● TASK GOAL: Write out the data below line for line with no changes, leaving out the pictures.
[start of SUPPLIED MATERIAL]
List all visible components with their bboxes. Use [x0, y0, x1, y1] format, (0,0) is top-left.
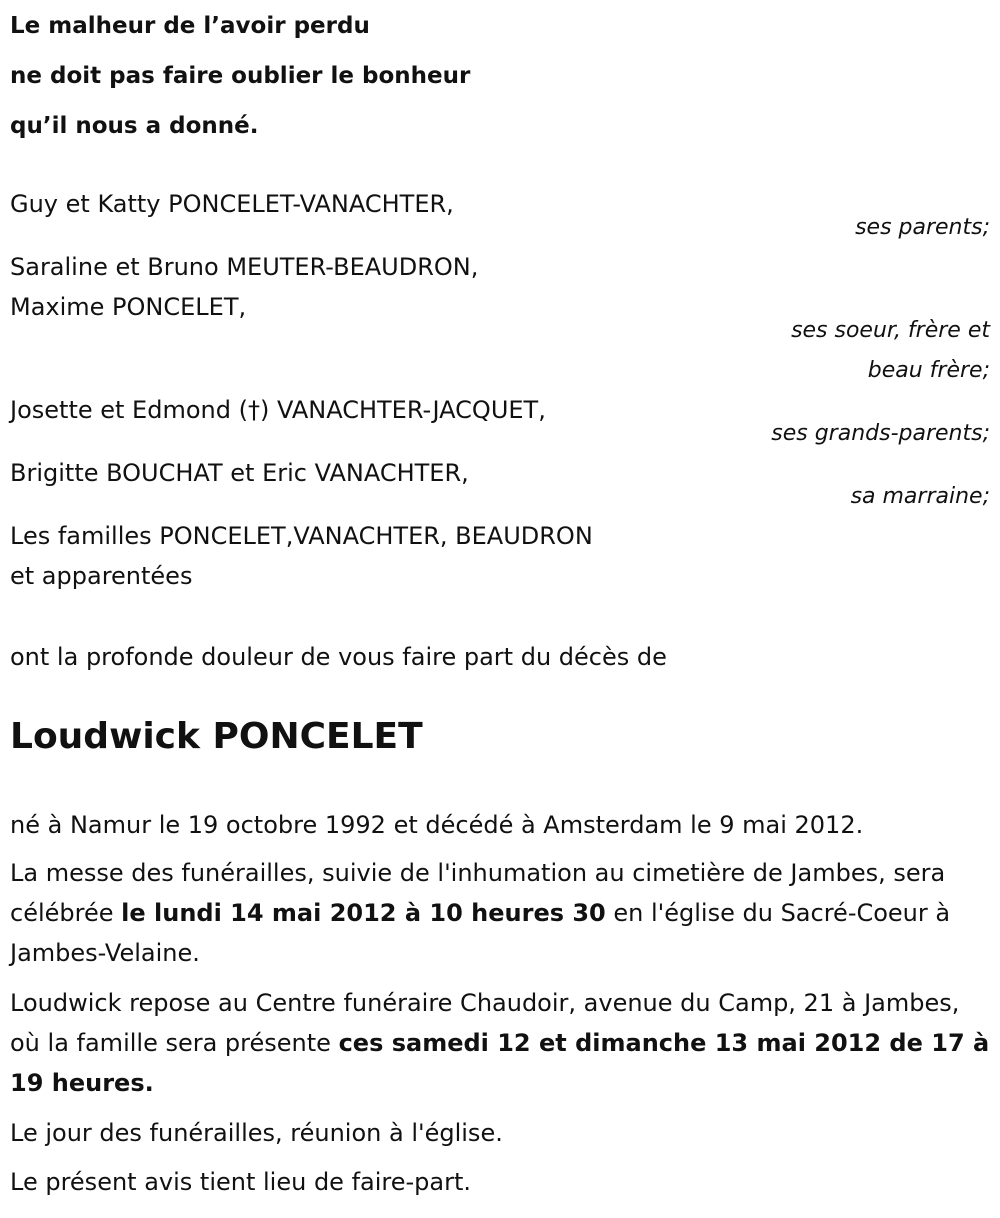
meeting-text: Le jour des funérailles, réunion à l'église.	[10, 1119, 503, 1147]
godmother-names: Brigitte BOUCHAT et Eric VANACHTER,	[10, 459, 469, 487]
funeral-mass-paragraph	[10, 853, 995, 973]
quote-line-1: Le malheur de l’avoir perdu	[10, 13, 370, 39]
siblings-role-line-1: ses soeur, frère et	[791, 318, 990, 343]
visiting-hours: ces samedi 12 et dimanche 13 mai 2012 de 17 à 19 heures.	[10, 1029, 990, 1097]
siblings-line-1: Saraline et Bruno MEUTER-BEAUDRON,	[10, 253, 479, 281]
quote-line-3: qu’il nous a donné.	[10, 113, 259, 139]
funeral-mass-text-end: en l'église du Sacré-Coeur à Jambes-Velaine.	[10, 899, 951, 967]
parents-role: ses parents;	[855, 215, 990, 240]
birth-death-text: né à Namur le 19 octobre 1992 et décédé à Amsterdam le 9 mai 2012.	[10, 811, 864, 839]
grandparents-names-end: ) VANACHTER-JACQUET,	[259, 396, 546, 424]
epigraph-quote	[10, 1, 470, 151]
repose-paragraph	[10, 983, 995, 1103]
deceased-name: Loudwick PONCELET	[10, 716, 423, 757]
families-line-1: Les familles PONCELET,VANACHTER, BEAUDRON	[10, 522, 593, 550]
funeral-mass-text-start: La messe des funérailles, suivie de l'inhumation au cimetière de Jambes, sera célébrée	[10, 859, 946, 927]
grandparents-names-start: Josette et Edmond (	[10, 396, 248, 424]
grandparents-names	[10, 390, 546, 430]
announcement-text: ont la profonde douleur de vous faire part du décès de	[10, 643, 667, 671]
funeral-mass-date: le lundi 14 mai 2012 à 10 heures 30	[121, 899, 606, 927]
siblings-role-line-2: beau frère;	[867, 358, 990, 383]
repose-text-start: Loudwick repose au Centre funéraire Chaudoir, avenue du Camp, 21 à Jambes, où la famille sera présente	[10, 989, 960, 1057]
parents-names: Guy et Katty PONCELET-VANACHTER,	[10, 190, 454, 218]
obituary-page	[10, 0, 990, 1218]
godmother-role: sa marraine;	[850, 484, 990, 509]
quote-line-2: ne doit pas faire oublier le bonheur	[10, 63, 471, 89]
siblings-line-2: Maxime PONCELET,	[10, 293, 247, 321]
families-line-2: et apparentées	[10, 562, 193, 590]
grandparents-role: ses grands-parents;	[771, 421, 990, 446]
cross-icon: †	[247, 396, 260, 424]
notice-text: Le présent avis tient lieu de faire-part.	[10, 1168, 472, 1196]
[end of SUPPLIED MATERIAL]
● RIGHT ANSWER:
List all visible components with their bboxes. Use [x0, y0, x1, y1] format, (0,0) is top-left.
meeting-text: Le jour des funérailles, réunion à l'église.	[10, 1119, 503, 1147]
godmother-names: Brigitte BOUCHAT et Eric VANACHTER,	[10, 459, 469, 487]
funeral-mass-paragraph	[10, 853, 995, 973]
quote-line-1: Le malheur de l’avoir perdu	[10, 13, 370, 39]
siblings-role-line-1: ses soeur, frère et	[791, 318, 990, 343]
visiting-hours: ces samedi 12 et dimanche 13 mai 2012 de 17 à 19 heures.	[10, 1029, 990, 1097]
siblings-line-1: Saraline et Bruno MEUTER-BEAUDRON,	[10, 253, 479, 281]
quote-line-3: qu’il nous a donné.	[10, 113, 259, 139]
funeral-mass-text-end: en l'église du Sacré-Coeur à Jambes-Velaine.	[10, 899, 951, 967]
parents-role: ses parents;	[855, 215, 990, 240]
birth-death-text: né à Namur le 19 octobre 1992 et décédé à Amsterdam le 9 mai 2012.	[10, 811, 864, 839]
grandparents-names-end: ) VANACHTER-JACQUET,	[259, 396, 546, 424]
epigraph-quote	[10, 1, 470, 151]
repose-paragraph	[10, 983, 995, 1103]
deceased-name: Loudwick PONCELET	[10, 716, 423, 757]
families-line-1: Les familles PONCELET,VANACHTER, BEAUDRON	[10, 522, 593, 550]
funeral-mass-text-start: La messe des funérailles, suivie de l'inhumation au cimetière de Jambes, sera célébrée	[10, 859, 946, 927]
grandparents-names-start: Josette et Edmond (	[10, 396, 248, 424]
grandparents-names	[10, 390, 546, 430]
announcement-text: ont la profonde douleur de vous faire part du décès de	[10, 643, 667, 671]
funeral-mass-date: le lundi 14 mai 2012 à 10 heures 30	[121, 899, 606, 927]
siblings-role-line-2: beau frère;	[867, 358, 990, 383]
repose-text-start: Loudwick repose au Centre funéraire Chaudoir, avenue du Camp, 21 à Jambes, où la famille sera présente	[10, 989, 960, 1057]
parents-names: Guy et Katty PONCELET-VANACHTER,	[10, 190, 454, 218]
obituary-page	[10, 0, 990, 1218]
godmother-role: sa marraine;	[850, 484, 990, 509]
quote-line-2: ne doit pas faire oublier le bonheur	[10, 63, 471, 89]
siblings-line-2: Maxime PONCELET,	[10, 293, 247, 321]
families-line-2: et apparentées	[10, 562, 193, 590]
grandparents-role: ses grands-parents;	[771, 421, 990, 446]
cross-icon: †	[247, 396, 260, 424]
notice-text: Le présent avis tient lieu de faire-part.	[10, 1168, 472, 1196]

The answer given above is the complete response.